▶ [Task instructions]: Extract, from the records beneath this instruction, each line that contains the word "aprile".
++++++++
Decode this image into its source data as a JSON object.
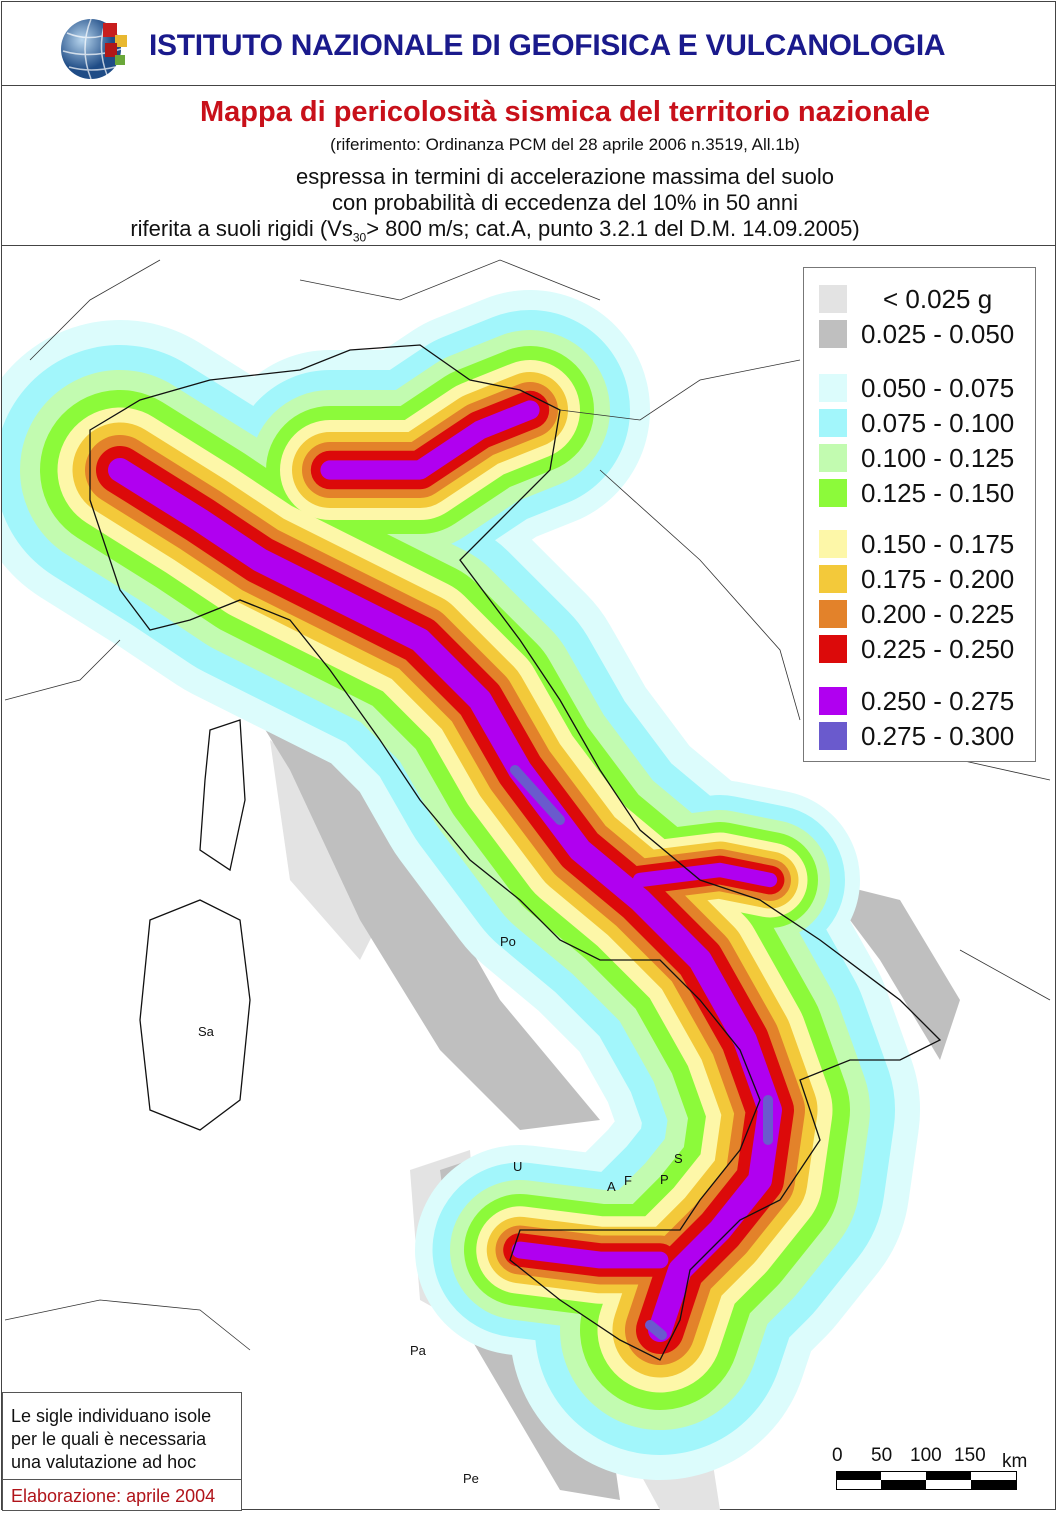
{
  "header": {
    "institute": "ISTITUTO NAZIONALE DI GEOFISICA E VULCANOLOGIA",
    "title": "Mappa di pericolosità sismica del territorio nazionale",
    "reference": "(riferimento: Ordinanza PCM del 28 aprile 2006 n.3519, All.1b)",
    "line1": "espressa in termini di accelerazione massima del suolo",
    "line2": "con probabilità di eccedenza del 10% in 50 anni",
    "line3a": "riferita a suoli rigidi (Vs",
    "line3sub": "30",
    "line3b": "> 800 m/s; cat.A, punto 3.2.1 del D.M. 14.09.2005)"
  },
  "legend": [
    {
      "label": "< 0.025 g",
      "color": "#e3e3e3"
    },
    {
      "label": "0.025 - 0.050",
      "color": "#bfbfbf"
    },
    {
      "label": "0.050 - 0.075",
      "color": "#dcfcfc"
    },
    {
      "label": "0.075 - 0.100",
      "color": "#a2f6fb"
    },
    {
      "label": "0.100 - 0.125",
      "color": "#c2fbb0"
    },
    {
      "label": "0.125 - 0.150",
      "color": "#8cfa3a"
    },
    {
      "label": "0.150 - 0.175",
      "color": "#fdf7a8"
    },
    {
      "label": "0.175 - 0.200",
      "color": "#f3c93a"
    },
    {
      "label": "0.200 - 0.225",
      "color": "#e3822a"
    },
    {
      "label": "0.225 - 0.250",
      "color": "#dc0a0a"
    },
    {
      "label": "0.250 - 0.275",
      "color": "#b000f0"
    },
    {
      "label": "0.275 - 0.300",
      "color": "#6a5acd"
    }
  ],
  "islands": [
    "Po",
    "Sa",
    "U",
    "A",
    "F",
    "P",
    "S",
    "Pa",
    "Pe"
  ],
  "note": {
    "text": [
      "Le sigle individuano isole",
      "per le quali è necessaria",
      "una valutazione ad hoc"
    ],
    "elaboration": "Elaborazione: aprile 2004"
  },
  "scale": {
    "ticks": [
      "0",
      "50",
      "100",
      "150"
    ],
    "unit": "km"
  }
}
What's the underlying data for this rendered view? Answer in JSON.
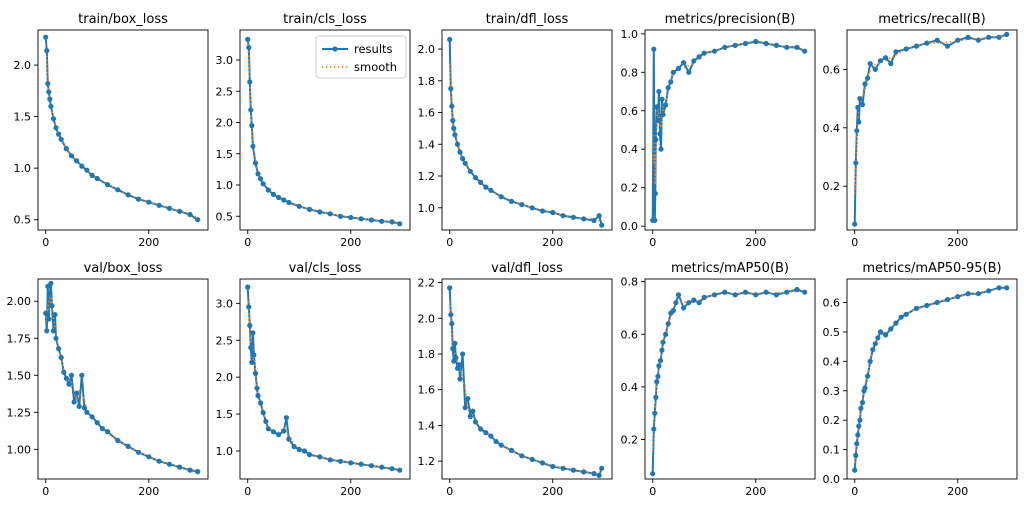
{
  "figure": {
    "legend": {
      "results_label": "results",
      "smooth_label": "smooth",
      "location": "upper-right of train/cls_loss"
    },
    "colors": {
      "results": "#1f77b4",
      "smooth": "#ff7f0e",
      "axis": "#000000"
    }
  },
  "chart_data": [
    {
      "type": "line",
      "title": "train/box_loss",
      "x_ticks": [
        0,
        200
      ],
      "y_ticks": [
        0.5,
        1.0,
        1.5,
        2.0
      ],
      "tick_labels_x": [
        "0",
        "200"
      ],
      "tick_labels_y": [
        "0.5",
        "1.0",
        "1.5",
        "2.0"
      ],
      "xlim": [
        -15,
        315
      ],
      "ylim": [
        0.4,
        2.34
      ],
      "series": [
        {
          "name": "results",
          "x": [
            0,
            2,
            4,
            6,
            8,
            10,
            15,
            20,
            25,
            30,
            40,
            50,
            60,
            70,
            80,
            90,
            100,
            120,
            140,
            160,
            180,
            200,
            220,
            240,
            260,
            280,
            295
          ],
          "values": [
            2.27,
            2.14,
            1.82,
            1.74,
            1.67,
            1.6,
            1.48,
            1.39,
            1.33,
            1.28,
            1.19,
            1.12,
            1.07,
            1.02,
            0.98,
            0.93,
            0.9,
            0.84,
            0.79,
            0.74,
            0.7,
            0.67,
            0.64,
            0.61,
            0.58,
            0.55,
            0.5
          ]
        }
      ]
    },
    {
      "type": "line",
      "title": "train/cls_loss",
      "x_ticks": [
        0,
        200
      ],
      "y_ticks": [
        0.5,
        1.0,
        1.5,
        2.0,
        2.5,
        3.0
      ],
      "tick_labels_x": [
        "0",
        "200"
      ],
      "tick_labels_y": [
        "0.5",
        "1.0",
        "1.5",
        "2.0",
        "2.5",
        "3.0"
      ],
      "xlim": [
        -15,
        315
      ],
      "ylim": [
        0.28,
        3.48
      ],
      "series": [
        {
          "name": "results",
          "x": [
            0,
            2,
            4,
            6,
            8,
            10,
            15,
            20,
            25,
            30,
            40,
            50,
            60,
            70,
            80,
            100,
            120,
            140,
            160,
            180,
            200,
            220,
            240,
            260,
            280,
            295
          ],
          "values": [
            3.33,
            3.2,
            2.65,
            2.2,
            1.95,
            1.62,
            1.35,
            1.18,
            1.1,
            1.02,
            0.92,
            0.85,
            0.8,
            0.76,
            0.72,
            0.66,
            0.61,
            0.57,
            0.54,
            0.5,
            0.48,
            0.46,
            0.44,
            0.42,
            0.41,
            0.38
          ]
        }
      ]
    },
    {
      "type": "line",
      "title": "train/dfl_loss",
      "x_ticks": [
        0,
        200
      ],
      "y_ticks": [
        1.0,
        1.2,
        1.4,
        1.6,
        1.8,
        2.0
      ],
      "tick_labels_x": [
        "0",
        "200"
      ],
      "tick_labels_y": [
        "1.0",
        "1.2",
        "1.4",
        "1.6",
        "1.8",
        "2.0"
      ],
      "xlim": [
        -15,
        315
      ],
      "ylim": [
        0.86,
        2.12
      ],
      "series": [
        {
          "name": "results",
          "x": [
            0,
            2,
            4,
            6,
            8,
            10,
            15,
            20,
            25,
            30,
            40,
            50,
            60,
            70,
            80,
            100,
            120,
            140,
            160,
            180,
            200,
            220,
            240,
            260,
            280,
            290,
            295
          ],
          "values": [
            2.06,
            1.75,
            1.64,
            1.55,
            1.5,
            1.46,
            1.4,
            1.35,
            1.31,
            1.28,
            1.23,
            1.19,
            1.16,
            1.13,
            1.11,
            1.07,
            1.04,
            1.02,
            1.0,
            0.98,
            0.97,
            0.95,
            0.94,
            0.93,
            0.92,
            0.95,
            0.89
          ]
        }
      ]
    },
    {
      "type": "line",
      "title": "metrics/precision(B)",
      "x_ticks": [
        0,
        200
      ],
      "y_ticks": [
        0.0,
        0.2,
        0.4,
        0.6,
        0.8,
        1.0
      ],
      "tick_labels_x": [
        "0",
        "200"
      ],
      "tick_labels_y": [
        "0.0",
        "0.2",
        "0.4",
        "0.6",
        "0.8",
        "1.0"
      ],
      "xlim": [
        -15,
        315
      ],
      "ylim": [
        -0.02,
        1.02
      ],
      "series": [
        {
          "name": "results",
          "x": [
            0,
            2,
            4,
            5,
            6,
            8,
            10,
            12,
            14,
            16,
            18,
            20,
            25,
            30,
            35,
            40,
            50,
            60,
            70,
            80,
            90,
            100,
            120,
            140,
            160,
            180,
            200,
            220,
            240,
            260,
            280,
            295
          ],
          "values": [
            0.03,
            0.92,
            0.03,
            0.17,
            0.45,
            0.62,
            0.55,
            0.7,
            0.48,
            0.4,
            0.66,
            0.58,
            0.63,
            0.72,
            0.75,
            0.8,
            0.82,
            0.85,
            0.8,
            0.86,
            0.88,
            0.9,
            0.91,
            0.93,
            0.94,
            0.95,
            0.96,
            0.95,
            0.94,
            0.93,
            0.93,
            0.91
          ]
        }
      ]
    },
    {
      "type": "line",
      "title": "metrics/recall(B)",
      "x_ticks": [
        0,
        200
      ],
      "y_ticks": [
        0.2,
        0.4,
        0.6
      ],
      "tick_labels_x": [
        "0",
        "200"
      ],
      "tick_labels_y": [
        "0.2",
        "0.4",
        "0.6"
      ],
      "xlim": [
        -15,
        315
      ],
      "ylim": [
        0.05,
        0.735
      ],
      "series": [
        {
          "name": "results",
          "x": [
            0,
            2,
            4,
            6,
            8,
            10,
            15,
            20,
            25,
            30,
            40,
            50,
            60,
            70,
            80,
            100,
            120,
            140,
            160,
            180,
            200,
            220,
            240,
            260,
            280,
            295
          ],
          "values": [
            0.07,
            0.28,
            0.39,
            0.47,
            0.42,
            0.5,
            0.48,
            0.55,
            0.57,
            0.62,
            0.6,
            0.63,
            0.64,
            0.62,
            0.66,
            0.67,
            0.68,
            0.69,
            0.7,
            0.68,
            0.7,
            0.71,
            0.7,
            0.71,
            0.71,
            0.72
          ]
        }
      ]
    },
    {
      "type": "line",
      "title": "val/box_loss",
      "x_ticks": [
        0,
        200
      ],
      "y_ticks": [
        1.0,
        1.25,
        1.5,
        1.75,
        2.0
      ],
      "tick_labels_x": [
        "0",
        "200"
      ],
      "tick_labels_y": [
        "1.00",
        "1.25",
        "1.50",
        "1.75",
        "2.00"
      ],
      "xlim": [
        -15,
        315
      ],
      "ylim": [
        0.8,
        2.15
      ],
      "series": [
        {
          "name": "results",
          "x": [
            0,
            2,
            4,
            6,
            8,
            10,
            12,
            15,
            18,
            20,
            25,
            30,
            35,
            40,
            45,
            50,
            55,
            60,
            65,
            70,
            75,
            80,
            90,
            100,
            110,
            120,
            140,
            160,
            180,
            200,
            220,
            240,
            260,
            280,
            295
          ],
          "values": [
            1.92,
            1.8,
            2.1,
            1.88,
            2.05,
            2.12,
            1.97,
            1.8,
            1.91,
            1.75,
            1.68,
            1.62,
            1.52,
            1.48,
            1.44,
            1.5,
            1.32,
            1.38,
            1.29,
            1.5,
            1.28,
            1.25,
            1.22,
            1.18,
            1.14,
            1.12,
            1.06,
            1.02,
            0.98,
            0.95,
            0.92,
            0.9,
            0.88,
            0.86,
            0.85
          ]
        }
      ]
    },
    {
      "type": "line",
      "title": "val/cls_loss",
      "x_ticks": [
        0,
        200
      ],
      "y_ticks": [
        1.0,
        1.5,
        2.0,
        2.5,
        3.0
      ],
      "tick_labels_x": [
        "0",
        "200"
      ],
      "tick_labels_y": [
        "1.0",
        "1.5",
        "2.0",
        "2.5",
        "3.0"
      ],
      "xlim": [
        -15,
        315
      ],
      "ylim": [
        0.62,
        3.33
      ],
      "series": [
        {
          "name": "results",
          "x": [
            0,
            2,
            4,
            6,
            8,
            10,
            12,
            15,
            18,
            20,
            25,
            30,
            35,
            40,
            50,
            60,
            70,
            75,
            80,
            90,
            100,
            110,
            120,
            140,
            160,
            180,
            200,
            220,
            240,
            260,
            280,
            295
          ],
          "values": [
            3.22,
            2.95,
            2.7,
            2.4,
            2.2,
            2.6,
            2.3,
            2.05,
            1.85,
            1.75,
            1.65,
            1.52,
            1.4,
            1.3,
            1.26,
            1.22,
            1.27,
            1.45,
            1.16,
            1.06,
            1.02,
            1.0,
            0.95,
            0.92,
            0.88,
            0.86,
            0.84,
            0.82,
            0.8,
            0.78,
            0.76,
            0.74
          ]
        }
      ]
    },
    {
      "type": "line",
      "title": "val/dfl_loss",
      "x_ticks": [
        0,
        200
      ],
      "y_ticks": [
        1.2,
        1.4,
        1.6,
        1.8,
        2.0,
        2.2
      ],
      "tick_labels_x": [
        "0",
        "200"
      ],
      "tick_labels_y": [
        "1.2",
        "1.4",
        "1.6",
        "1.8",
        "2.0",
        "2.2"
      ],
      "xlim": [
        -15,
        315
      ],
      "ylim": [
        1.1,
        2.22
      ],
      "series": [
        {
          "name": "results",
          "x": [
            0,
            2,
            4,
            6,
            8,
            10,
            12,
            15,
            18,
            20,
            25,
            30,
            35,
            40,
            45,
            50,
            60,
            70,
            80,
            90,
            100,
            120,
            140,
            160,
            180,
            200,
            220,
            240,
            260,
            280,
            290,
            295
          ],
          "values": [
            2.17,
            2.02,
            1.97,
            1.83,
            1.76,
            1.86,
            1.78,
            1.72,
            1.74,
            1.66,
            1.8,
            1.5,
            1.55,
            1.45,
            1.48,
            1.42,
            1.38,
            1.36,
            1.34,
            1.31,
            1.29,
            1.26,
            1.23,
            1.21,
            1.19,
            1.17,
            1.16,
            1.15,
            1.14,
            1.13,
            1.12,
            1.16
          ]
        }
      ]
    },
    {
      "type": "line",
      "title": "metrics/mAP50(B)",
      "x_ticks": [
        0,
        200
      ],
      "y_ticks": [
        0.2,
        0.4,
        0.6,
        0.8
      ],
      "tick_labels_x": [
        "0",
        "200"
      ],
      "tick_labels_y": [
        "0.2",
        "0.4",
        "0.6",
        "0.8"
      ],
      "xlim": [
        -15,
        315
      ],
      "ylim": [
        0.05,
        0.81
      ],
      "series": [
        {
          "name": "results",
          "x": [
            0,
            2,
            4,
            6,
            8,
            10,
            12,
            15,
            18,
            20,
            25,
            30,
            35,
            40,
            45,
            50,
            60,
            70,
            80,
            90,
            100,
            120,
            140,
            160,
            180,
            200,
            220,
            240,
            260,
            280,
            295
          ],
          "values": [
            0.07,
            0.24,
            0.3,
            0.36,
            0.42,
            0.44,
            0.48,
            0.5,
            0.54,
            0.57,
            0.6,
            0.64,
            0.68,
            0.69,
            0.72,
            0.75,
            0.7,
            0.72,
            0.73,
            0.72,
            0.74,
            0.75,
            0.76,
            0.75,
            0.76,
            0.75,
            0.76,
            0.75,
            0.76,
            0.77,
            0.76
          ]
        }
      ]
    },
    {
      "type": "line",
      "title": "metrics/mAP50-95(B)",
      "x_ticks": [
        0,
        200
      ],
      "y_ticks": [
        0.0,
        0.1,
        0.2,
        0.3,
        0.4,
        0.5,
        0.6
      ],
      "tick_labels_x": [
        "0",
        "200"
      ],
      "tick_labels_y": [
        "0.0",
        "0.1",
        "0.2",
        "0.3",
        "0.4",
        "0.5",
        "0.6"
      ],
      "xlim": [
        -15,
        315
      ],
      "ylim": [
        0.0,
        0.68
      ],
      "series": [
        {
          "name": "results",
          "x": [
            0,
            2,
            4,
            6,
            8,
            10,
            12,
            15,
            18,
            20,
            25,
            30,
            35,
            40,
            45,
            50,
            60,
            70,
            80,
            90,
            100,
            120,
            140,
            160,
            180,
            200,
            220,
            240,
            260,
            280,
            295
          ],
          "values": [
            0.03,
            0.08,
            0.12,
            0.15,
            0.18,
            0.2,
            0.24,
            0.26,
            0.3,
            0.31,
            0.35,
            0.4,
            0.44,
            0.46,
            0.48,
            0.5,
            0.49,
            0.51,
            0.53,
            0.55,
            0.56,
            0.58,
            0.59,
            0.6,
            0.61,
            0.62,
            0.63,
            0.63,
            0.64,
            0.65,
            0.65
          ]
        }
      ]
    }
  ]
}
++++++++
▶ [Response to the task]:
    "reference": "(riferimento: Ordinanza PCM del 28 aprile 2006 n.3519, All.1b)",
    "elaboration": "Elaborazione: aprile 2004"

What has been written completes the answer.